◆ Instruction: Scan the listing below. Report each line that includes "remissen".

◆ Entries:
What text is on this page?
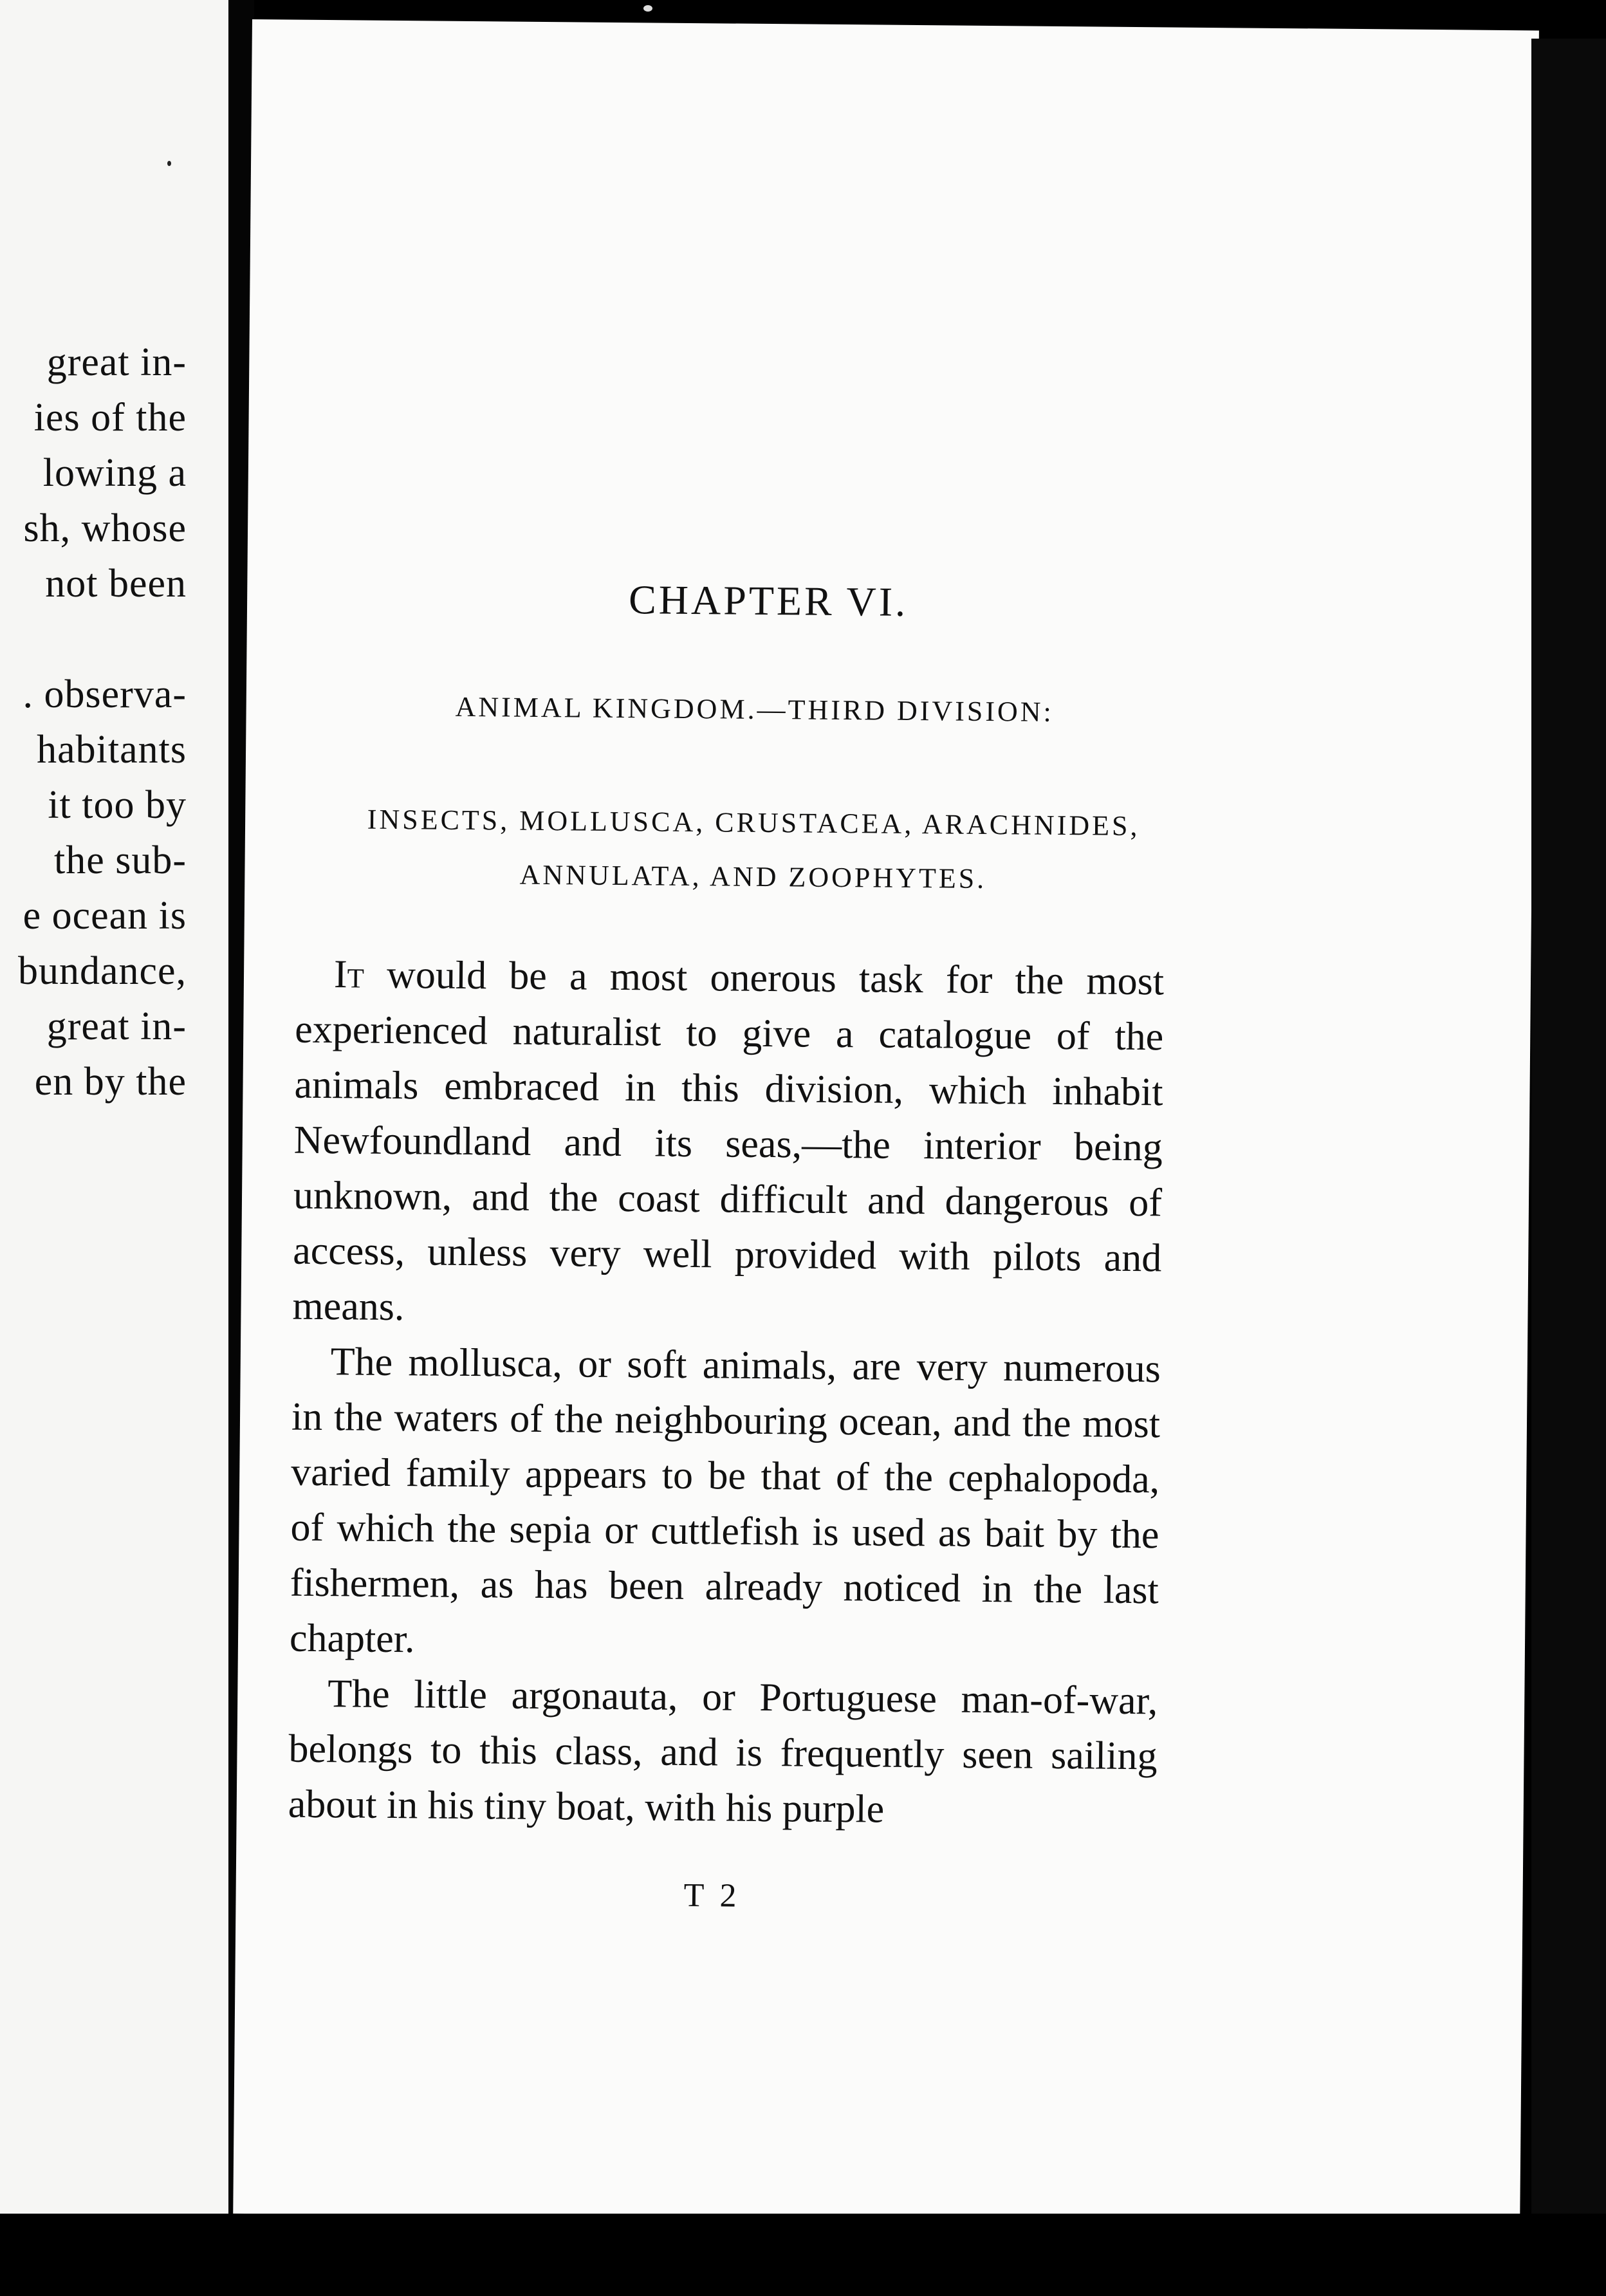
great in-
ies of the
lowing a
sh, whose
not been
. observa-
habitants
it too by
the sub-
e ocean is
bundance,
great in-
en by the
CHAPTER VI.
ANIMAL KINGDOM.—THIRD DIVISION:
INSECTS, MOLLUSCA, CRUSTACEA, ARACHNIDES,
ANNULATA, AND ZOOPHYTES.

It would be a most onerous task for the most experienced naturalist to give a catalogue of the animals embraced in this division, which inhabit Newfoundland and its seas,—the interior being unknown, and the coast difficult and dangerous of access, unless very well provided with pilots and means.

The mollusca, or soft animals, are very numerous in the waters of the neighbouring ocean, and the most varied family appears to be that of the cephalopoda, of which the sepia or cuttlefish is used as bait by the fishermen, as has been already noticed in the last chapter.

The little argonauta, or Portuguese man-of-war, belongs to this class, and is frequently seen sailing about in his tiny boat, with his purple

T 2
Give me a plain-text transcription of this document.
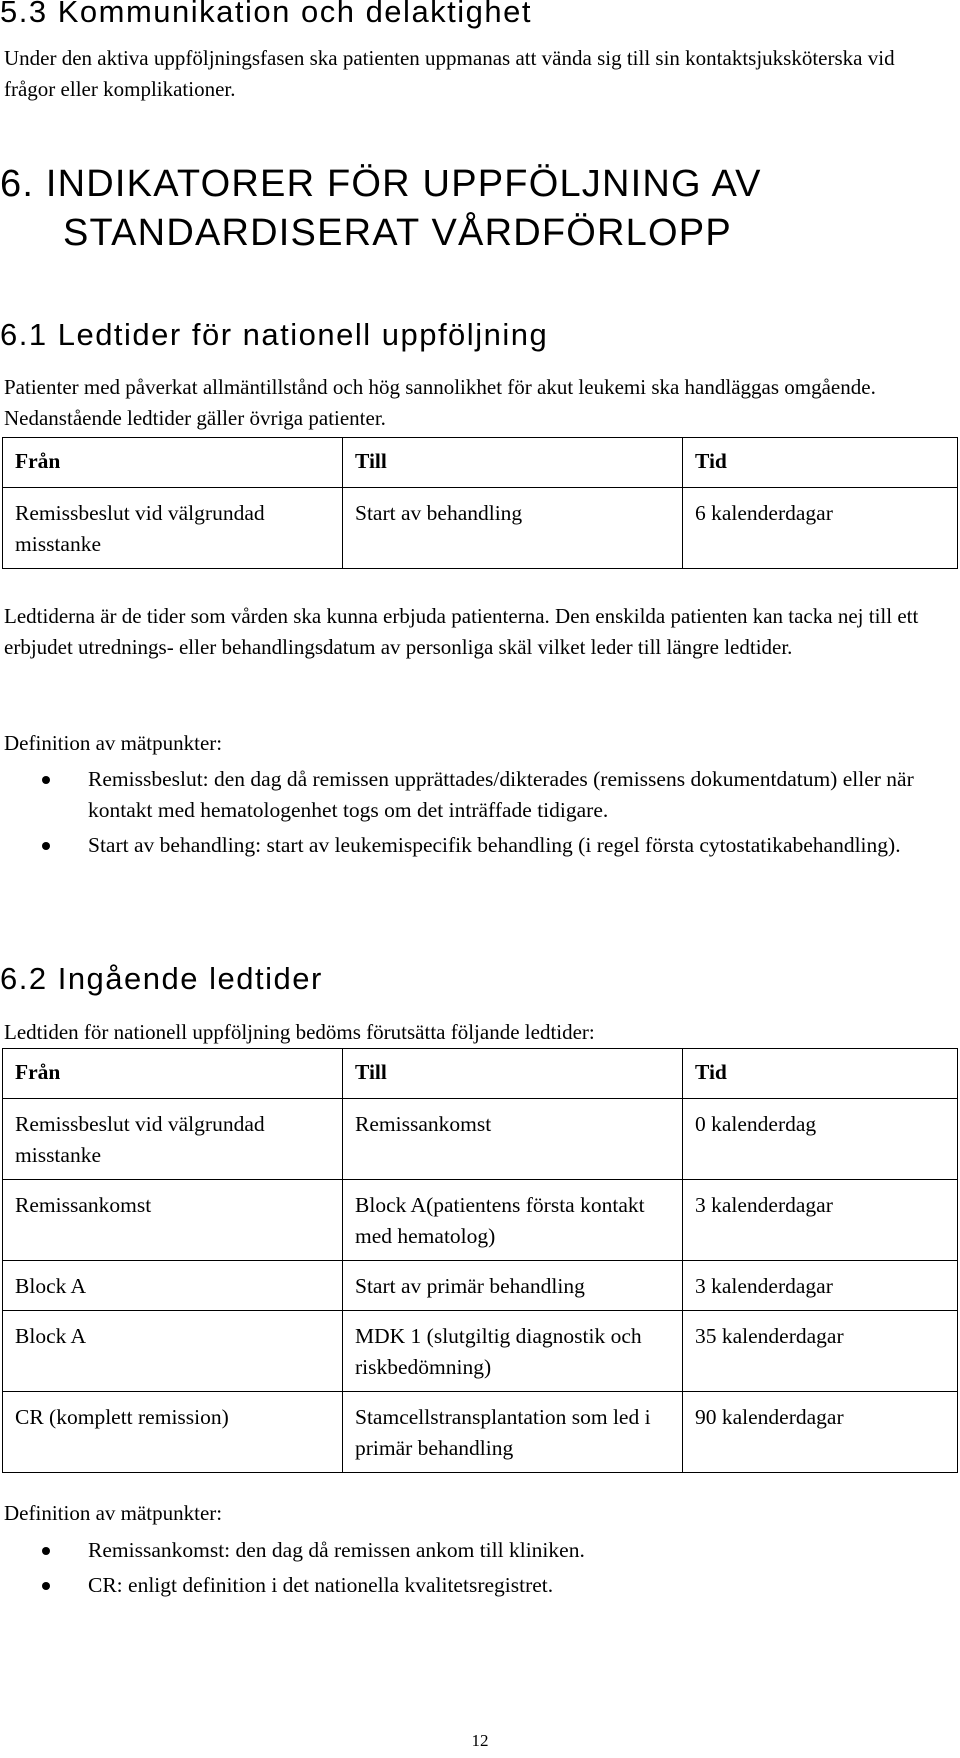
5.3 Kommunikation och delaktighet
Under den aktiva uppföljningsfasen ska patienten uppmanas att vända sig till sin kontaktsjuksköterska vid frågor eller komplikationer.
6. INDIKATORER FÖR UPPFÖLJNING AV
STANDARDISERAT VÅRDFÖRLOPP
6.1 Ledtider för nationell uppföljning
Patienter med påverkat allmäntillstånd och hög sannolikhet för akut leukemi ska handläggas omgående. Nedanstående ledtider gäller övriga patienter.
Från	Till	Tid
Remissbeslut vid välgrundad misstanke	Start av behandling	6 kalenderdagar
Ledtiderna är de tider som vården ska kunna erbjuda patienterna. Den enskilda patienten kan tacka nej till ett erbjudet utrednings- eller behandlingsdatum av personliga skäl vilket leder till längre ledtider.
Definition av mätpunkter:
Remissbeslut: den dag då remissen upprättades/dikterades (remissens dokumentdatum) eller när kontakt med hematologenhet togs om det inträffade tidigare.
Start av behandling: start av leukemispecifik behandling (i regel första cytostatikabehandling).
6.2 Ingående ledtider
Ledtiden för nationell uppföljning bedöms förutsätta följande ledtider:
Från	Till	Tid
Remissbeslut vid välgrundad misstanke	Remissankomst	0 kalenderdag
Remissankomst	Block A(patientens första kontakt med hematolog)	3 kalenderdagar
Block A	Start av primär behandling	3 kalenderdagar
Block A	MDK 1 (slutgiltig diagnostik och riskbedömning)	35 kalenderdagar
CR (komplett remission)	Stamcellstransplantation som led i primär behandling	90 kalenderdagar
Definition av mätpunkter:
Remissankomst: den dag då remissen ankom till kliniken.
CR: enligt definition i det nationella kvalitetsregistret.
12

◆ Solved problem:
Remissbeslut: den dag då remissen upprättades/dikterades (remissens dokumentdatum) eller när kontakt med hematologenhet togs om det inträffade tidigare.
Remissankomst: den dag då remissen ankom till kliniken.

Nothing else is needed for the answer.